• [What you need to do] Check each line of the listing for the string "ylabel", count the lines that have it, and answer with that number only.

• [Task inputs]
++++++++
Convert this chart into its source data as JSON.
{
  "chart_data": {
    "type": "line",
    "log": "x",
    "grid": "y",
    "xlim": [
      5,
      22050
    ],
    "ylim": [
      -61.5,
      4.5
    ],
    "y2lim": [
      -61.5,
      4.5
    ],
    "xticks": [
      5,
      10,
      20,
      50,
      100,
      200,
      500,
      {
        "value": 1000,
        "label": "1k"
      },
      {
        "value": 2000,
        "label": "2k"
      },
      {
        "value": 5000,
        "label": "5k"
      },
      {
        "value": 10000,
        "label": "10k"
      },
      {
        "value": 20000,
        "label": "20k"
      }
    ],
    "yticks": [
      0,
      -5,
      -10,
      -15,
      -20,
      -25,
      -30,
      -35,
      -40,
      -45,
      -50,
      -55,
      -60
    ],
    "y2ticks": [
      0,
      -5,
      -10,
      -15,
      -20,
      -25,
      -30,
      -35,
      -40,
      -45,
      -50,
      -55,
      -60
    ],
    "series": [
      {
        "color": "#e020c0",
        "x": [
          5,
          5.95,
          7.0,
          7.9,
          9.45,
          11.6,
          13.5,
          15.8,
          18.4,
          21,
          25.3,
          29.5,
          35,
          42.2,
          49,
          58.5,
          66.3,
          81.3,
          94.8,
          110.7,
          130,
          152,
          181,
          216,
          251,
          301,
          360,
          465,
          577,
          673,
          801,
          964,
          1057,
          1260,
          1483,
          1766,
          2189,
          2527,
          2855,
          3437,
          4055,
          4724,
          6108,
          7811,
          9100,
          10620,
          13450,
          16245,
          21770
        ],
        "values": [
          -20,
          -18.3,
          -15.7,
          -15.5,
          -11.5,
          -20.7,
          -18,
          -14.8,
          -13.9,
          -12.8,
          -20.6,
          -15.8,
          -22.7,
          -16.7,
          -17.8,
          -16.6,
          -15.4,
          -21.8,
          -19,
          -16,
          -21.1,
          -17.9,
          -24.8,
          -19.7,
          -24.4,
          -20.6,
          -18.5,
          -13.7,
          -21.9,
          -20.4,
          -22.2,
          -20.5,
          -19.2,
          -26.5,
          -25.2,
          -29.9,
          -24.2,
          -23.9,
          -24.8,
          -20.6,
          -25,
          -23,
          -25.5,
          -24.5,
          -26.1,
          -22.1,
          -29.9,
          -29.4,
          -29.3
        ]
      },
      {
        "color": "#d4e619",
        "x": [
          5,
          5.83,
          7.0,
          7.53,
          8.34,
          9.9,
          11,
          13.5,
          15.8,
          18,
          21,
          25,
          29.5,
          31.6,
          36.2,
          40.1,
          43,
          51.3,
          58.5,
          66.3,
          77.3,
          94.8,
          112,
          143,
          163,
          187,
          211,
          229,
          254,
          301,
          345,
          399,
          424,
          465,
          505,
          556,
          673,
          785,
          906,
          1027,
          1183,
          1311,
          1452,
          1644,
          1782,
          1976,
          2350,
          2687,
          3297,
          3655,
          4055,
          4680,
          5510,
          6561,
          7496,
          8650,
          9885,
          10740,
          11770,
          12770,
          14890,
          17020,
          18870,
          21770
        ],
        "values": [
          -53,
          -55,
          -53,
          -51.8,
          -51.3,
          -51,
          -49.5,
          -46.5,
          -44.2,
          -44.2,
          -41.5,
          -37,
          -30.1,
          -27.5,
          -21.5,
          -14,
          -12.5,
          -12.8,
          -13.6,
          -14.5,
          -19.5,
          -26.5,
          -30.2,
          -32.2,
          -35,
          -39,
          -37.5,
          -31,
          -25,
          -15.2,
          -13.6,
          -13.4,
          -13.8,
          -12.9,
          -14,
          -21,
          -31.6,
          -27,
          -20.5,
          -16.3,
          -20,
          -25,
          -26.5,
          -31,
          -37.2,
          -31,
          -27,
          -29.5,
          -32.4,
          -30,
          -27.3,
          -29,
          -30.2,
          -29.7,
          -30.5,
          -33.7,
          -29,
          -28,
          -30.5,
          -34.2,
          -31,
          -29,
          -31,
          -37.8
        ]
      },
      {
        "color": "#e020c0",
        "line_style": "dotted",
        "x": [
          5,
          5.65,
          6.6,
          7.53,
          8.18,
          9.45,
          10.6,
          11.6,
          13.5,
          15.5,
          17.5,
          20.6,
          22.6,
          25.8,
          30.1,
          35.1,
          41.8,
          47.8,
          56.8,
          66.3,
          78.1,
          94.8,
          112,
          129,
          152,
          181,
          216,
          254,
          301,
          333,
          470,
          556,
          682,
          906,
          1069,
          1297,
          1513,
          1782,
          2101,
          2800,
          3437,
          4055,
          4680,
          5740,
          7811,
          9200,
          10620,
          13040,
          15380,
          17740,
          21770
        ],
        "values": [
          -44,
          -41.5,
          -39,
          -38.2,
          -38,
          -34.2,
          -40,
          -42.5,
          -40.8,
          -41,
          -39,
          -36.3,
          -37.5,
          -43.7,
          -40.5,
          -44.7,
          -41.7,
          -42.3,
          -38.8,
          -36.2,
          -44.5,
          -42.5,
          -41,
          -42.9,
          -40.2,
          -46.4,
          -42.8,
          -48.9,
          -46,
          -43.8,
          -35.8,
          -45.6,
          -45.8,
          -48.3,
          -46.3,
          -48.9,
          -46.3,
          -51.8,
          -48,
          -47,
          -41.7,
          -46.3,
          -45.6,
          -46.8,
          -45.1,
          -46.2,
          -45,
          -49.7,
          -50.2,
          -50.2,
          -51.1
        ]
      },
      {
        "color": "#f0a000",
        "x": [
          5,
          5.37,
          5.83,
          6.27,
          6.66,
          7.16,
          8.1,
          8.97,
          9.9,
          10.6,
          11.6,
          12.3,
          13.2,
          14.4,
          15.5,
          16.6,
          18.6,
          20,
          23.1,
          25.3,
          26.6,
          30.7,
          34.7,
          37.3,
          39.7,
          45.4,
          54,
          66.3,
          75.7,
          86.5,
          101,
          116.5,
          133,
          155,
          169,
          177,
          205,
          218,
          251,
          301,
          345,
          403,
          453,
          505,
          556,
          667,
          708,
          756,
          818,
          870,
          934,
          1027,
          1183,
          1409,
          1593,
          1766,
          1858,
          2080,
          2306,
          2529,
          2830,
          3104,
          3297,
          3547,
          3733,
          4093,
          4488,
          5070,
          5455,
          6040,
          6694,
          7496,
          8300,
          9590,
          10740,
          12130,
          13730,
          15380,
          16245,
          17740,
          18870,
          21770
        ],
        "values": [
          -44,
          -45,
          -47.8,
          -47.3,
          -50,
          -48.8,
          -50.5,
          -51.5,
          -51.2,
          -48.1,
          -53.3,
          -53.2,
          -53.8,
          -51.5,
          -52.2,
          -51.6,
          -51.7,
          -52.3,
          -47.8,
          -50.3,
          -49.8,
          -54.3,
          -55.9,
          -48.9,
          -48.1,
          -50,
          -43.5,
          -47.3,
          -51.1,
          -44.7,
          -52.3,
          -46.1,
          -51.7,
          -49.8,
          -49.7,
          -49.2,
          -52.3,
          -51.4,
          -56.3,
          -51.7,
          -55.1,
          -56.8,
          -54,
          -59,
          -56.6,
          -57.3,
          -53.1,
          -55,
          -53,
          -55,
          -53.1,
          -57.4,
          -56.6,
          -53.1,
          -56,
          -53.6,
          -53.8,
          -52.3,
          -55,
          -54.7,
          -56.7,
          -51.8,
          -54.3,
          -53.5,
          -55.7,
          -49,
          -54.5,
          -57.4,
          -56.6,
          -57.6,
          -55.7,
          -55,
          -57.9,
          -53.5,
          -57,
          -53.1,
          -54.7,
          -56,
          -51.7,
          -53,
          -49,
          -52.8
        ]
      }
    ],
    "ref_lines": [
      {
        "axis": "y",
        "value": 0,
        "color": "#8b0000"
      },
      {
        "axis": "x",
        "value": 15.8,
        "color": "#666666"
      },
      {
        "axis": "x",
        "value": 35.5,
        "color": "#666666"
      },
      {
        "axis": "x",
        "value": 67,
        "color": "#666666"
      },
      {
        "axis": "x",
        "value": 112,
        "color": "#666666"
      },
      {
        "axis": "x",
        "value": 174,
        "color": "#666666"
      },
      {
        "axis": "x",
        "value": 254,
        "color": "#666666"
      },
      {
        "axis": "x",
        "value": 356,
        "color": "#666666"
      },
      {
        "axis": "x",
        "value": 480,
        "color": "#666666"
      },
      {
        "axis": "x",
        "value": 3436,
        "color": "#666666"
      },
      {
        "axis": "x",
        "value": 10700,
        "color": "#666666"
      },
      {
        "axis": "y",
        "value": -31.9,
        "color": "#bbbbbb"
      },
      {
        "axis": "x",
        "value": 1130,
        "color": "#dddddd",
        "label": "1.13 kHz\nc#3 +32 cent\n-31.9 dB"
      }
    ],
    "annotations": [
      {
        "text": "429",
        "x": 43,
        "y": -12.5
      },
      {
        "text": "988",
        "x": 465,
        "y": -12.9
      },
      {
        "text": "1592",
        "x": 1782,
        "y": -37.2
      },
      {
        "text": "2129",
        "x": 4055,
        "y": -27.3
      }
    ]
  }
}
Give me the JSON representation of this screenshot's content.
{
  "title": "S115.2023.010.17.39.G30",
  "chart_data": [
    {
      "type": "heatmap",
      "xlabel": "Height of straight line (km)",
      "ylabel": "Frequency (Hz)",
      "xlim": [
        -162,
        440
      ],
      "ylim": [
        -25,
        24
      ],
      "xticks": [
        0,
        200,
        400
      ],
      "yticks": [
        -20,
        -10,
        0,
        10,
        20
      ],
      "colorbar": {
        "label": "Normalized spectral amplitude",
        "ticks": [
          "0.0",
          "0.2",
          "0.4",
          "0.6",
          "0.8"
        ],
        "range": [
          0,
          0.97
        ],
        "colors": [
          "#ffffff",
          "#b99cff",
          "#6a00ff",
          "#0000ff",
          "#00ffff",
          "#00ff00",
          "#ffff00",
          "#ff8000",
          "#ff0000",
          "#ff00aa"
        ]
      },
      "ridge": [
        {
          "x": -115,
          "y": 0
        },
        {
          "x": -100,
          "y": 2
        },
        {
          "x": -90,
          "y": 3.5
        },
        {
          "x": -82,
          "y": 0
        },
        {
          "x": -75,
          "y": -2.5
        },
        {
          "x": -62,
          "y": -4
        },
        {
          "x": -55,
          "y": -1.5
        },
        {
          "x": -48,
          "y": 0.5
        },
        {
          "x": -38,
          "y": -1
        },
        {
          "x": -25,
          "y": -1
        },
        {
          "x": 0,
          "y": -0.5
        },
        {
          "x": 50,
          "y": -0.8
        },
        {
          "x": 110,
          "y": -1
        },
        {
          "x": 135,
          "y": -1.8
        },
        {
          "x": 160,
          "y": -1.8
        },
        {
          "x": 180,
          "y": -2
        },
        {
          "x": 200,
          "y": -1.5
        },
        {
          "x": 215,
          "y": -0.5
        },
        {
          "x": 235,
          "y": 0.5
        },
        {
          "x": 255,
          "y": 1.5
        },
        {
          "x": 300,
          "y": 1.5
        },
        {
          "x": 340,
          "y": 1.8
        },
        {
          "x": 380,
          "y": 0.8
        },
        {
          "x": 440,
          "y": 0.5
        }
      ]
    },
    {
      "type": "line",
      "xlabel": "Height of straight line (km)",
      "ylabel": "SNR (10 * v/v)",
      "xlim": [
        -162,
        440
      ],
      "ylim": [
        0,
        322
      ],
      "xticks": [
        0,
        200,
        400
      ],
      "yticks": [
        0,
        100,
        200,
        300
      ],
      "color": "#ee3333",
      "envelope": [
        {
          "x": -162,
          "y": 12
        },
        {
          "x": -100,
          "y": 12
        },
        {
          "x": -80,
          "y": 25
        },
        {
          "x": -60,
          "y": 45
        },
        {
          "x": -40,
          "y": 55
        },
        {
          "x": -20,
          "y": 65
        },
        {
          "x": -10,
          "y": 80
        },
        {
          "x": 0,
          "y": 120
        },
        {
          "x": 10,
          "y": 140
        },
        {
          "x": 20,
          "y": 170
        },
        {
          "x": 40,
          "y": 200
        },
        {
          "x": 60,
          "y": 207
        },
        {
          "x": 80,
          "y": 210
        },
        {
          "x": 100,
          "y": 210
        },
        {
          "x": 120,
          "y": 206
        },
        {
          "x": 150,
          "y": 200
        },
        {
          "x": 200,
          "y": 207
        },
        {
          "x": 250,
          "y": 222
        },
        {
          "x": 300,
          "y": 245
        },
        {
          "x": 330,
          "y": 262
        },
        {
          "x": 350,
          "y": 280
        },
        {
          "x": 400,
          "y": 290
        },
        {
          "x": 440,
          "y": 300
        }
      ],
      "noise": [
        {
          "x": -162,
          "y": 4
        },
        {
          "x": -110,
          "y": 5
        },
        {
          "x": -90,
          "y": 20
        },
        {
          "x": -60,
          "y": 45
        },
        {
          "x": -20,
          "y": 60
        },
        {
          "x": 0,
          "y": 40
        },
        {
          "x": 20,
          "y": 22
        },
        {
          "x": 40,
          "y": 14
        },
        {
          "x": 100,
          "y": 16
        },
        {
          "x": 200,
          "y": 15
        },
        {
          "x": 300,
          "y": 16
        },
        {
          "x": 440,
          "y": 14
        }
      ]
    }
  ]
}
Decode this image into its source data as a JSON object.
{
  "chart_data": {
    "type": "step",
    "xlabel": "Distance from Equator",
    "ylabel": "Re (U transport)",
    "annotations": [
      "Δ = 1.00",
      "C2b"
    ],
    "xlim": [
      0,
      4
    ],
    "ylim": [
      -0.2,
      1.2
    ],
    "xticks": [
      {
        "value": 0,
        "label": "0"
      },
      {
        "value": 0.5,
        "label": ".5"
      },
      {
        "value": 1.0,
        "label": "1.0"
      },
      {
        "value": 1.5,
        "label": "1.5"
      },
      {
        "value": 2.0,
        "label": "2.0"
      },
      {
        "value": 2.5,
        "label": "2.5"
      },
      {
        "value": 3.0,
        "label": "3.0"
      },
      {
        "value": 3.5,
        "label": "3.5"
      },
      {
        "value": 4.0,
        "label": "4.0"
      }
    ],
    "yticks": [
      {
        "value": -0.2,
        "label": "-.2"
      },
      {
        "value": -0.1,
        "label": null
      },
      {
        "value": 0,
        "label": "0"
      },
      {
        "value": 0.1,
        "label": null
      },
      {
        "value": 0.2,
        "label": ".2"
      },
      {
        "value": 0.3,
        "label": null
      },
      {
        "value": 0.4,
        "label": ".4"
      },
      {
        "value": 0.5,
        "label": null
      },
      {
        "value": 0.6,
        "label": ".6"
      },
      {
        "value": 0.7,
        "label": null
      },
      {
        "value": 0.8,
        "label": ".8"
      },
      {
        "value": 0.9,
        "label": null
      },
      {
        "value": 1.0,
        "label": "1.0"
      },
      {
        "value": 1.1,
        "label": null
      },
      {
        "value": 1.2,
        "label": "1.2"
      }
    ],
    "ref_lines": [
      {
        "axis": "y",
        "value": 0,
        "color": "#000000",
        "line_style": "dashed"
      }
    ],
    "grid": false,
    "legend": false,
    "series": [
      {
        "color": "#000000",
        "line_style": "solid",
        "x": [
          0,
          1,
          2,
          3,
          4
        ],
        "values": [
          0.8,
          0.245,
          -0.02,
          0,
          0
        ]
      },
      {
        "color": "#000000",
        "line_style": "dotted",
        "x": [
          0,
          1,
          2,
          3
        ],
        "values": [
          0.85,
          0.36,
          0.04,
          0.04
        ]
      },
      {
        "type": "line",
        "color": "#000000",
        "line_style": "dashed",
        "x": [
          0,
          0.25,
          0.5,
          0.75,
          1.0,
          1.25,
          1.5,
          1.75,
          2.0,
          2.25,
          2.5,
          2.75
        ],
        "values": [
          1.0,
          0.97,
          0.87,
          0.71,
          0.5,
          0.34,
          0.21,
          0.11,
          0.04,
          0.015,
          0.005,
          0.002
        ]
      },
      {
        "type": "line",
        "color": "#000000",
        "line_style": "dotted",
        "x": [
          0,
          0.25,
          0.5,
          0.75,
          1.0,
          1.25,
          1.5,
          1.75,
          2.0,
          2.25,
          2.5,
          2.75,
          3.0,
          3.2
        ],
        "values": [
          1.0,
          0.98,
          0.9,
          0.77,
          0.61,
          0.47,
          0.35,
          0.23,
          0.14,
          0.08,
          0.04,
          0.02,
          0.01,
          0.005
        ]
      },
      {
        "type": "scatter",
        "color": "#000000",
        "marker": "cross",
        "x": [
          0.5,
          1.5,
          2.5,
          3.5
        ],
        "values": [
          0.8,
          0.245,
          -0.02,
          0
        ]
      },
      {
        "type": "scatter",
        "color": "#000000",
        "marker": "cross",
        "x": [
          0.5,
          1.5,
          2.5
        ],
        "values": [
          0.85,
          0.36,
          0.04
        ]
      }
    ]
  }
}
++++++++
• [Final answer] 3